Task requirements – Every line in the data below that holds "Sodium" should be found and copied.

=== Given data ===

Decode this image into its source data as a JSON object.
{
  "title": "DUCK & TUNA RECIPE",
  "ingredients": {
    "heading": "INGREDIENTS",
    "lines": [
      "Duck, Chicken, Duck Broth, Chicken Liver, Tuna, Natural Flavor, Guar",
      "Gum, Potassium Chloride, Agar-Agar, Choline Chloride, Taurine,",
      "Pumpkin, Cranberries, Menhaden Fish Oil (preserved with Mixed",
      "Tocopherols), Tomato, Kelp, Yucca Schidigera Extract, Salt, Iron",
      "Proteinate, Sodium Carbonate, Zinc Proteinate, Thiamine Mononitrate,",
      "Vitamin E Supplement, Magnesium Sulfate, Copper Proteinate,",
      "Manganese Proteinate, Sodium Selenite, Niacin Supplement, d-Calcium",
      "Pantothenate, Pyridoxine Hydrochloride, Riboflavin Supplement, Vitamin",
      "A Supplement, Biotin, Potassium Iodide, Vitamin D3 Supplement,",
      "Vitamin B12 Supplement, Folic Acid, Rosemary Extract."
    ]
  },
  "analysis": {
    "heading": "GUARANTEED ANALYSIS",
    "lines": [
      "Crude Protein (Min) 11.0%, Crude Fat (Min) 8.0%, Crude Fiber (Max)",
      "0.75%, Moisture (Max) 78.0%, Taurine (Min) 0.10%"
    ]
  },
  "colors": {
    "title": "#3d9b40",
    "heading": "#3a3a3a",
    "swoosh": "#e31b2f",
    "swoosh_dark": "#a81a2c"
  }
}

===

Output below –
      "Proteinate, Sodium Carbonate, Zinc Proteinate, Thiamine Mononitrate,",
      "Manganese Proteinate, Sodium Selenite, Niacin Supplement, d-Calcium",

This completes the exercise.